(Job):
Extract all lines in the data that contain the word "content".

(Records from a data collection)
= = = = = = =
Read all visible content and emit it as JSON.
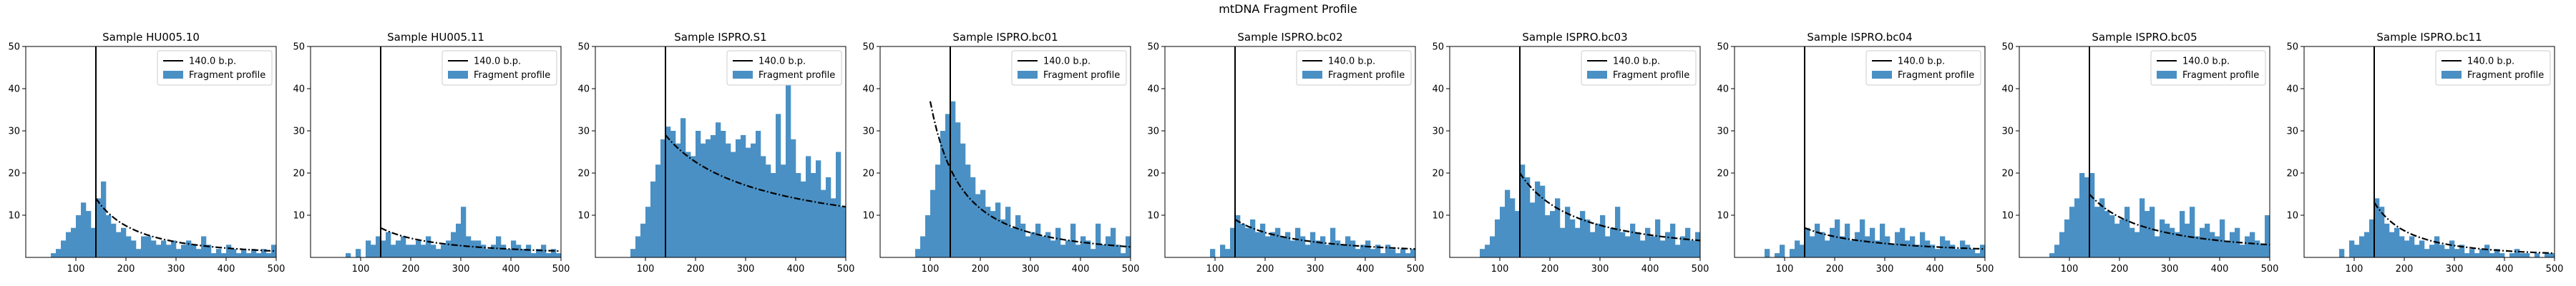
{
  "figure": {
    "title": "mtDNA Fragment Profile"
  },
  "colors": {
    "bars": "#4a90c4",
    "marker": "#000000",
    "curve": "#000000"
  },
  "legend": {
    "line_label": "140.0 b.p.",
    "bar_label": "Fragment profile",
    "placement": "upper-right"
  },
  "chart_data": [
    {
      "type": "bar",
      "title": "Sample HU005.10",
      "xlim": [
        0,
        500
      ],
      "ylim": [
        0,
        50
      ],
      "xticks": [
        100,
        200,
        300,
        400,
        500
      ],
      "yticks": [
        10,
        20,
        30,
        40,
        50
      ],
      "bin_width": 10,
      "bin_start": 50,
      "marker_x": 140,
      "values": [
        1,
        2,
        4,
        6,
        7,
        10,
        13,
        11,
        7,
        14,
        18,
        10,
        8,
        6,
        7,
        5,
        4,
        2,
        5,
        5,
        4,
        3,
        4,
        3,
        4,
        2,
        3,
        4,
        3,
        2,
        5,
        3,
        1,
        2,
        1,
        3,
        2,
        1,
        2,
        1,
        2,
        1,
        2,
        1,
        3
      ],
      "fit_curve": {
        "start_x": 140,
        "end_x": 500,
        "start_y": 14,
        "end_y": 1.5
      }
    },
    {
      "type": "bar",
      "title": "Sample HU005.11",
      "xlim": [
        0,
        500
      ],
      "ylim": [
        0,
        50
      ],
      "xticks": [
        100,
        200,
        300,
        400,
        500
      ],
      "yticks": [
        10,
        20,
        30,
        40,
        50
      ],
      "bin_width": 10,
      "bin_start": 50,
      "marker_x": 140,
      "values": [
        0,
        0,
        1,
        0,
        2,
        0,
        4,
        3,
        5,
        4,
        6,
        3,
        4,
        5,
        3,
        3,
        4,
        3,
        5,
        3,
        2,
        3,
        4,
        6,
        8,
        12,
        5,
        4,
        4,
        3,
        2,
        3,
        5,
        3,
        2,
        4,
        3,
        2,
        3,
        1,
        2,
        3,
        1,
        2,
        1
      ],
      "fit_curve": {
        "start_x": 140,
        "end_x": 500,
        "start_y": 7,
        "end_y": 1.5
      }
    },
    {
      "type": "bar",
      "title": "Sample ISPRO.S1",
      "xlim": [
        0,
        500
      ],
      "ylim": [
        0,
        50
      ],
      "xticks": [
        100,
        200,
        300,
        400,
        500
      ],
      "yticks": [
        10,
        20,
        30,
        40,
        50
      ],
      "bin_width": 10,
      "bin_start": 50,
      "marker_x": 140,
      "values": [
        0,
        0,
        2,
        5,
        8,
        12,
        18,
        22,
        28,
        31,
        30,
        27,
        33,
        25,
        24,
        30,
        27,
        28,
        29,
        32,
        30,
        27,
        25,
        28,
        29,
        26,
        27,
        30,
        24,
        22,
        20,
        34,
        22,
        41,
        28,
        20,
        18,
        24,
        20,
        23,
        16,
        19,
        14,
        25,
        12
      ],
      "fit_curve": {
        "start_x": 140,
        "end_x": 500,
        "start_y": 29,
        "end_y": 12
      }
    },
    {
      "type": "bar",
      "title": "Sample ISPRO.bc01",
      "xlim": [
        0,
        500
      ],
      "ylim": [
        0,
        50
      ],
      "xticks": [
        100,
        200,
        300,
        400,
        500
      ],
      "yticks": [
        10,
        20,
        30,
        40,
        50
      ],
      "bin_width": 10,
      "bin_start": 50,
      "marker_x": 140,
      "values": [
        0,
        0,
        2,
        5,
        10,
        16,
        22,
        30,
        34,
        37,
        32,
        27,
        22,
        19,
        15,
        16,
        12,
        11,
        13,
        9,
        12,
        7,
        10,
        8,
        5,
        6,
        8,
        5,
        6,
        4,
        7,
        3,
        4,
        8,
        3,
        5,
        4,
        2,
        8,
        3,
        5,
        7,
        3,
        1,
        5
      ],
      "fit_curve": {
        "start_x": 100,
        "end_x": 500,
        "start_y": 37,
        "end_y": 2.5
      }
    },
    {
      "type": "bar",
      "title": "Sample ISPRO.bc02",
      "xlim": [
        0,
        500
      ],
      "ylim": [
        0,
        50
      ],
      "xticks": [
        100,
        200,
        300,
        400,
        500
      ],
      "yticks": [
        10,
        20,
        30,
        40,
        50
      ],
      "bin_width": 10,
      "bin_start": 50,
      "marker_x": 140,
      "values": [
        0,
        0,
        0,
        0,
        2,
        0,
        3,
        2,
        7,
        10,
        8,
        7,
        9,
        6,
        8,
        5,
        6,
        7,
        5,
        6,
        4,
        7,
        5,
        3,
        6,
        4,
        5,
        3,
        7,
        4,
        3,
        5,
        4,
        2,
        3,
        4,
        2,
        3,
        1,
        3,
        2,
        1,
        2,
        1,
        2
      ],
      "fit_curve": {
        "start_x": 140,
        "end_x": 500,
        "start_y": 9,
        "end_y": 2
      }
    },
    {
      "type": "bar",
      "title": "Sample ISPRO.bc03",
      "xlim": [
        0,
        500
      ],
      "ylim": [
        0,
        50
      ],
      "xticks": [
        100,
        200,
        300,
        400,
        500
      ],
      "yticks": [
        10,
        20,
        30,
        40,
        50
      ],
      "bin_width": 10,
      "bin_start": 50,
      "marker_x": 140,
      "values": [
        0,
        2,
        3,
        5,
        9,
        12,
        16,
        14,
        11,
        22,
        19,
        13,
        18,
        17,
        10,
        11,
        14,
        7,
        12,
        9,
        7,
        11,
        9,
        6,
        8,
        10,
        5,
        7,
        12,
        6,
        5,
        8,
        6,
        4,
        7,
        5,
        9,
        4,
        6,
        8,
        3,
        5,
        7,
        4,
        6
      ],
      "fit_curve": {
        "start_x": 140,
        "end_x": 500,
        "start_y": 20,
        "end_y": 4
      }
    },
    {
      "type": "bar",
      "title": "Sample ISPRO.bc04",
      "xlim": [
        0,
        500
      ],
      "ylim": [
        0,
        50
      ],
      "xticks": [
        100,
        200,
        300,
        400,
        500
      ],
      "yticks": [
        10,
        20,
        30,
        40,
        50
      ],
      "bin_width": 10,
      "bin_start": 50,
      "marker_x": 140,
      "values": [
        0,
        2,
        0,
        1,
        3,
        0,
        2,
        4,
        3,
        7,
        5,
        8,
        6,
        4,
        7,
        9,
        5,
        8,
        4,
        6,
        9,
        5,
        7,
        4,
        8,
        5,
        3,
        6,
        7,
        4,
        5,
        3,
        6,
        4,
        3,
        2,
        5,
        4,
        3,
        2,
        4,
        3,
        2,
        1,
        3
      ],
      "fit_curve": {
        "start_x": 140,
        "end_x": 500,
        "start_y": 7,
        "end_y": 2
      }
    },
    {
      "type": "bar",
      "title": "Sample ISPRO.bc05",
      "xlim": [
        0,
        500
      ],
      "ylim": [
        0,
        50
      ],
      "xticks": [
        100,
        200,
        300,
        400,
        500
      ],
      "yticks": [
        10,
        20,
        30,
        40,
        50
      ],
      "bin_width": 10,
      "bin_start": 50,
      "marker_x": 140,
      "values": [
        0,
        1,
        3,
        6,
        9,
        12,
        14,
        20,
        19,
        20,
        12,
        14,
        11,
        10,
        8,
        9,
        12,
        7,
        6,
        14,
        11,
        12,
        5,
        9,
        8,
        7,
        6,
        11,
        8,
        12,
        5,
        7,
        8,
        6,
        5,
        9,
        4,
        6,
        7,
        3,
        5,
        6,
        4,
        3,
        10
      ],
      "fit_curve": {
        "start_x": 140,
        "end_x": 500,
        "start_y": 15,
        "end_y": 3
      }
    },
    {
      "type": "bar",
      "title": "Sample ISPRO.bc11",
      "xlim": [
        0,
        500
      ],
      "ylim": [
        0,
        50
      ],
      "xticks": [
        100,
        200,
        300,
        400,
        500
      ],
      "yticks": [
        10,
        20,
        30,
        40,
        50
      ],
      "bin_width": 10,
      "bin_start": 50,
      "marker_x": 140,
      "values": [
        0,
        0,
        2,
        0,
        4,
        3,
        5,
        6,
        9,
        14,
        12,
        8,
        6,
        7,
        5,
        4,
        5,
        3,
        4,
        2,
        3,
        5,
        3,
        2,
        4,
        2,
        3,
        1,
        2,
        1,
        2,
        3,
        1,
        2,
        1,
        0,
        1,
        2,
        1,
        1,
        0,
        1,
        0,
        1,
        1
      ],
      "fit_curve": {
        "start_x": 140,
        "end_x": 500,
        "start_y": 13,
        "end_y": 1
      }
    }
  ]
}
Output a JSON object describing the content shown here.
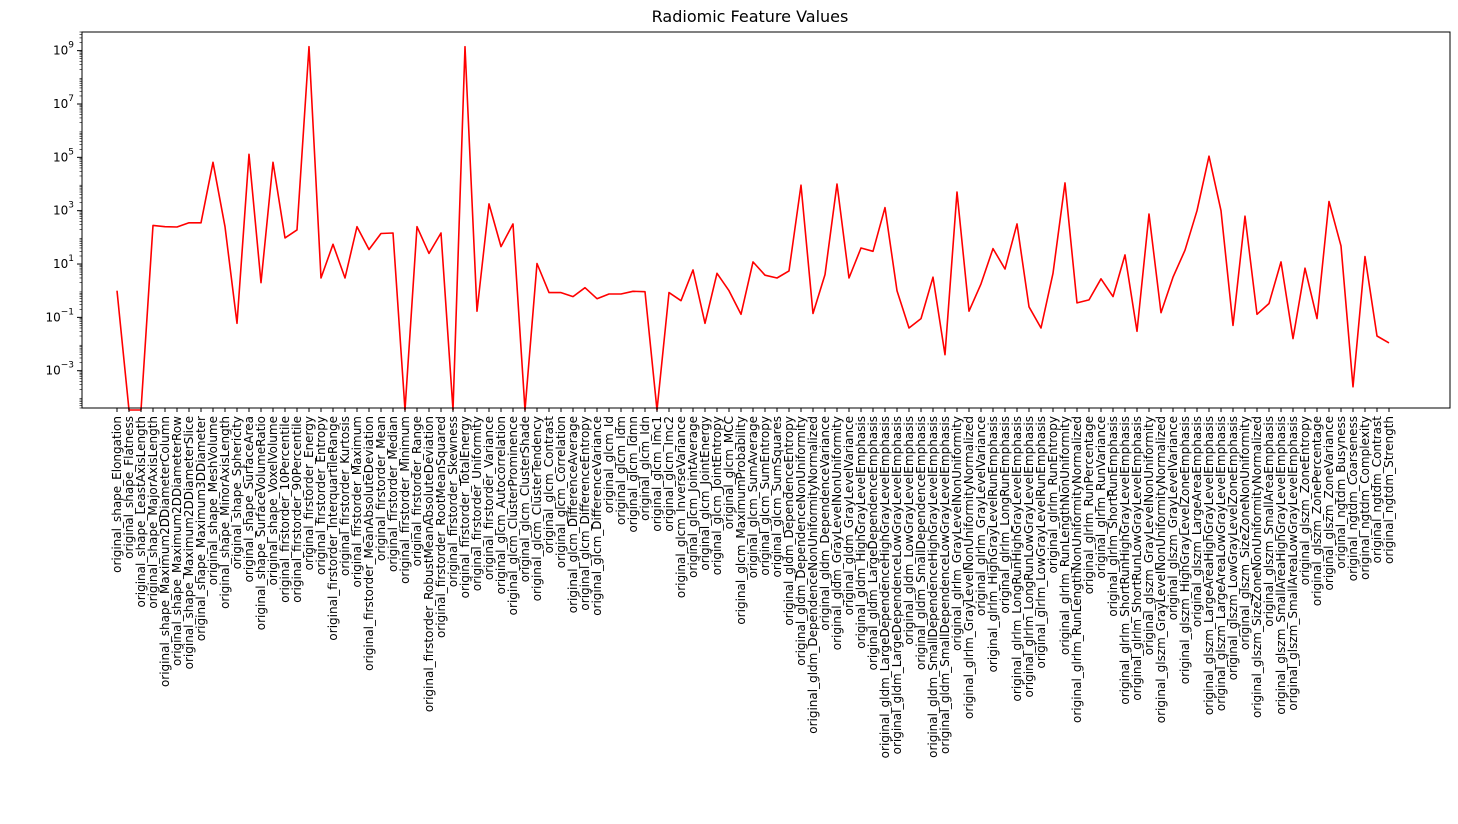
= = = = = = =
(Answer for the task):
Read all visible content and emit it as JSON.
Output a JSON object describing the content shown here.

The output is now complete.